_WHAT IS EXPECTED_.
An exact copy of every record is needed.

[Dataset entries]
____________________
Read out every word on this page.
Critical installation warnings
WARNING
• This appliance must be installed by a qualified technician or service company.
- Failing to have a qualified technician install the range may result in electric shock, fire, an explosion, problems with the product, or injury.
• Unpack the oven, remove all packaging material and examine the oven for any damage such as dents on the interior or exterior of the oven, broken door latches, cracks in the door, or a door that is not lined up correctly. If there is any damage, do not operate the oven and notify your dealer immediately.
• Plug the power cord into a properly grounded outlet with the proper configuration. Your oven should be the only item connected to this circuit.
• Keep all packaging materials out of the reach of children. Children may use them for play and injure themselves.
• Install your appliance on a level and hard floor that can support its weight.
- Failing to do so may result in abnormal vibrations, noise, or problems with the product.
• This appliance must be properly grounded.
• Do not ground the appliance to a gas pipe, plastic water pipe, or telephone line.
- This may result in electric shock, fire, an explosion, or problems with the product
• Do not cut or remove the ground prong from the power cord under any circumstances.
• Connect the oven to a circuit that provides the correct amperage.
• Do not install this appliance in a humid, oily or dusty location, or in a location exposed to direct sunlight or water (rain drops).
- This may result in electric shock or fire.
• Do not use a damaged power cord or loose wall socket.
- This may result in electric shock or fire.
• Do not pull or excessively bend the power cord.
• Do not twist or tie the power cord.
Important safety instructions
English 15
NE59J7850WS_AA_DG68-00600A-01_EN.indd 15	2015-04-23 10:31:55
____________________
_THE COMPLETED TASK_.
Read out every word on this page.
Critical installation warnings
WARNING
• This appliance must be installed by a qualified technician or service company.
- Failing to have a qualified technician install the range may result in electric shock, fire, an explosion, problems with the product, or injury.
• Unpack the oven, remove all packaging material and examine the oven for any damage such as dents on the interior or exterior of the oven, broken door latches, cracks in the door, or a door that is not lined up correctly. If there is any damage, do not operate the oven and notify your dealer immediately.
• Plug the power cord into a properly grounded outlet with the proper configuration. Your oven should be the only item connected to this circuit.
• Keep all packaging materials out of the reach of children. Children may use them for play and injure themselves.
• Install your appliance on a level and hard floor that can support its weight.
- Failing to do so may result in abnormal vibrations, noise, or problems with the product.
• This appliance must be properly grounded.
• Do not ground the appliance to a gas pipe, plastic water pipe, or telephone line.
- This may result in electric shock, fire, an explosion, or problems with the product
• Do not cut or remove the ground prong from the power cord under any circumstances.
• Connect the oven to a circuit that provides the correct amperage.
• Do not install this appliance in a humid, oily or dusty location, or in a location exposed to direct sunlight or water (rain drops).
- This may result in electric shock or fire.
• Do not use a damaged power cord or loose wall socket.
- This may result in electric shock or fire.
• Do not pull or excessively bend the power cord.
• Do not twist or tie the power cord.
Important safety instructions
English 15
NE59J7850WS_AA_DG68-00600A-01_EN.indd 15	2015-04-23 10:31:55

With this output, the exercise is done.